_Material_:
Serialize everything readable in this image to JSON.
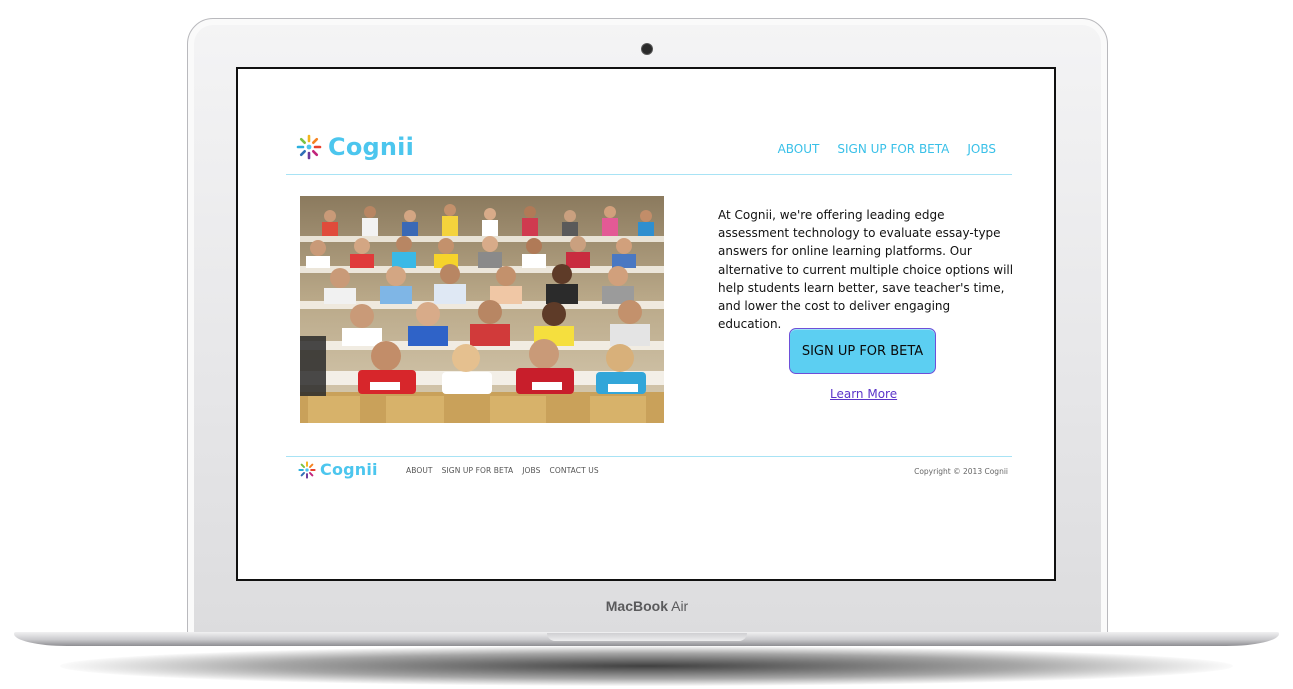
{
  "device": {
    "brand_bold": "MacBook",
    "brand_light": "Air"
  },
  "site": {
    "logo_text": "Cognii",
    "nav": [
      {
        "label": "ABOUT"
      },
      {
        "label": "SIGN UP FOR BETA"
      },
      {
        "label": "JOBS"
      }
    ],
    "photo_alt": "students in lecture hall",
    "intro": "At Cognii, we're offering leading edge assessment technology to evaluate essay-type answers for online learning platforms. Our alternative to current multiple choice options will help students learn better, save teacher's time, and lower the cost to deliver engaging education.",
    "cta_label": "SIGN UP FOR BETA",
    "learn_more": "Learn More",
    "footer": {
      "logo_text": "Cognii",
      "nav": [
        {
          "label": "ABOUT"
        },
        {
          "label": "SIGN UP FOR BETA"
        },
        {
          "label": "JOBS"
        },
        {
          "label": "CONTACT US"
        }
      ],
      "copyright": "Copyright © 2013 Cognii"
    },
    "colors": {
      "accent": "#4cc6ee",
      "button": "#5ccff2",
      "link": "#5b34c9"
    }
  }
}
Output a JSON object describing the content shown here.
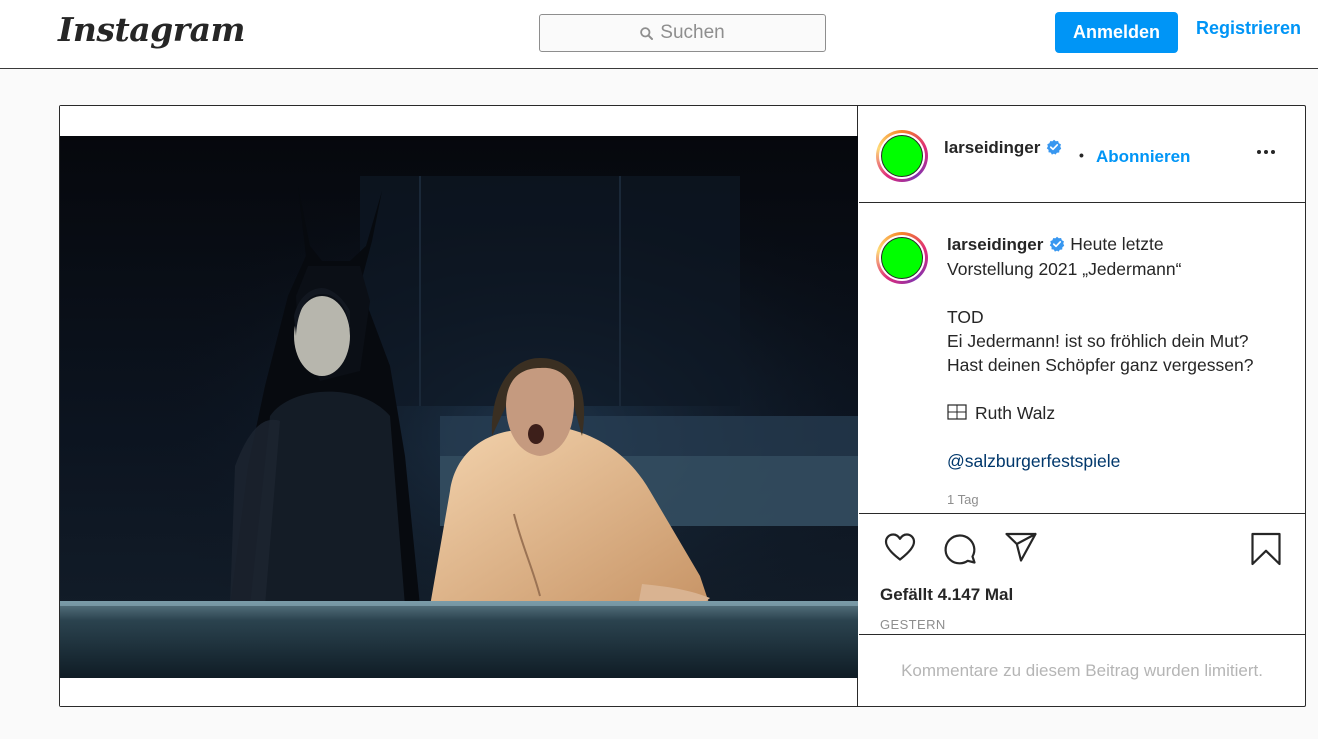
{
  "nav": {
    "logo_text": "Instagram",
    "search_placeholder": "Suchen",
    "search_icon": "search-icon",
    "login_label": "Anmelden",
    "register_label": "Registrieren",
    "accent_color": "#0095f6"
  },
  "post": {
    "image_description_icon": "photo",
    "header": {
      "username": "larseidinger",
      "verified_icon": "verified-badge-icon",
      "separator": "•",
      "follow_label": "Abonnieren",
      "more_icon": "more-options-icon"
    },
    "caption": {
      "username": "larseidinger",
      "lines": [
        "Heute letzte",
        "Vorstellung 2021 „Jedermann“",
        "",
        "TOD",
        "Ei Jedermann! ist so fröhlich dein Mut?",
        "Hast deinen Schöpfer ganz vergessen?",
        "",
        "Ruth Walz",
        "",
        "@salzburgerfestspiele"
      ],
      "first_line": "Heute letzte",
      "second_line": "Vorstellung 2021 „Jedermann“",
      "tod": "TOD",
      "quote_line_1": "Ei Jedermann! ist so fröhlich dein Mut?",
      "quote_line_2": "Hast deinen Schöpfer ganz vergessen?",
      "photo_credit": "Ruth Walz",
      "mention": "@salzburgerfestspiele",
      "time_ago": "1 Tag"
    },
    "actions": {
      "like_icon": "heart-icon",
      "comment_icon": "comment-icon",
      "share_icon": "send-icon",
      "save_icon": "bookmark-icon",
      "likes_text": "Gefällt 4.147 Mal",
      "date_text": "GESTERN"
    },
    "comments_limited_text": "Kommentare zu diesem Beitrag wurden limitiert."
  }
}
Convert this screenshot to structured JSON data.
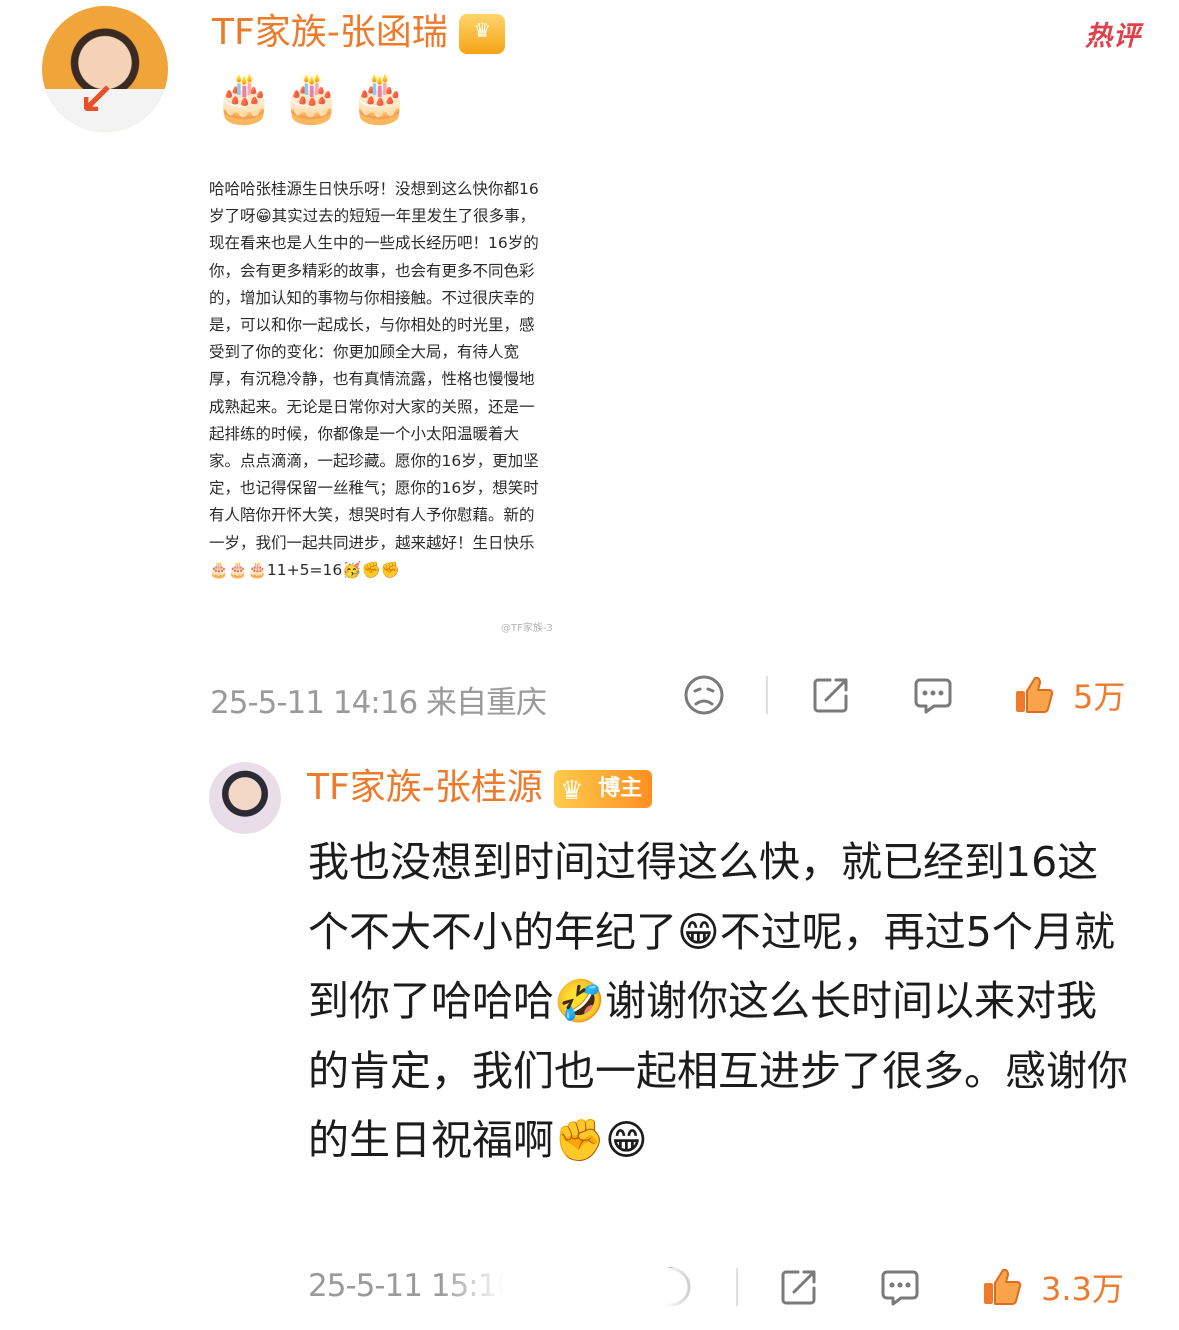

_The exercise_: Indicate how many lines of the material contain the string "salzburgerfestspiele", giving the number and nothing more.

_Finished task_: 2